(Stored entries)

┄┄┄┄┄┄┄┄┄┄

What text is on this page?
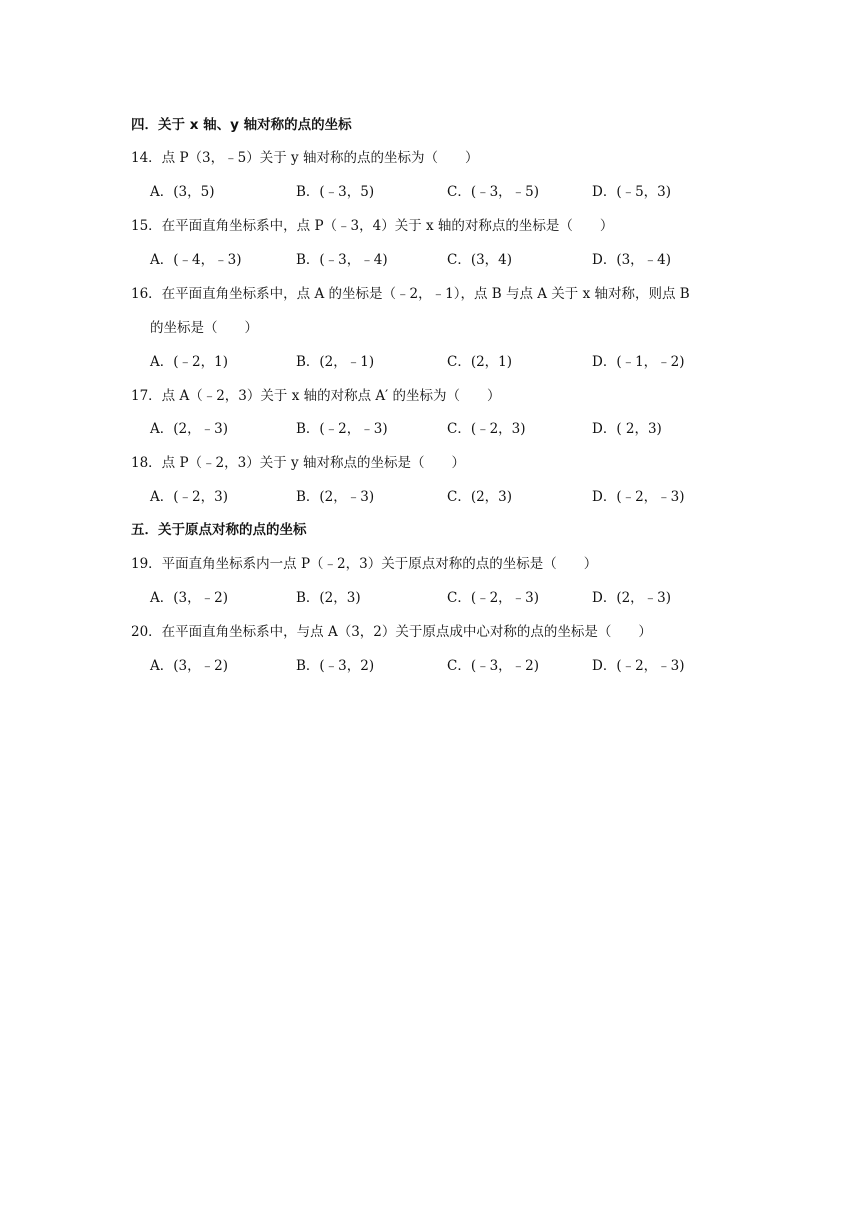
四．关于 x 轴、y 轴对称的点的坐标
14．点 P（3，﹣5）关于 y 轴对称的点的坐标为（　　）
A．(3，5)	B．(﹣3，5)	C．(﹣3，﹣5)	D．(﹣5，3)
15．在平面直角坐标系中，点 P（﹣3，4）关于 x 轴的对称点的坐标是（　　）
A．(﹣4，﹣3)	B．(﹣3，﹣4)	C．(3，4)	D．(3，﹣4)
16．在平面直角坐标系中，点 A 的坐标是（﹣2，﹣1），点 B 与点 A 关于 x 轴对称，则点 B
的坐标是（　　）
A．(﹣2，1)	B．(2，﹣1)	C．(2，1)	D．(﹣1，﹣2)
17．点 A（﹣2，3）关于 x 轴的对称点 A′ 的坐标为（　　）
A．(2，﹣3)	B．(﹣2，﹣3)	C．(﹣2，3)	D．( 2，3)
18．点 P（﹣2，3）关于 y 轴对称点的坐标是（　　）
A．(﹣2，3)	B．(2，﹣3)	C．(2，3)	D．(﹣2，﹣3)
五．关于原点对称的点的坐标
19．平面直角坐标系内一点 P（﹣2，3）关于原点对称的点的坐标是（　　）
A．(3，﹣2)	B．(2，3)	C．(﹣2，﹣3)	D．(2，﹣3)
20．在平面直角坐标系中，与点 A（3，2）关于原点成中心对称的点的坐标是（　　）
A．(3，﹣2)	B．(﹣3，2)	C．(﹣3，﹣2)	D．(﹣2，﹣3)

┄┄┄┄┄┄┄┄┄┄

Take every line from the data above that holds "在平面直角坐标系中" and copy it out.

15．在平面直角坐标系中，点 P（﹣3，4）关于 x 轴的对称点的坐标是（　　）
16．在平面直角坐标系中，点 A 的坐标是（﹣2，﹣1），点 B 与点 A 关于 x 轴对称，则点 B
20．在平面直角坐标系中，与点 A（3，2）关于原点成中心对称的点的坐标是（　　）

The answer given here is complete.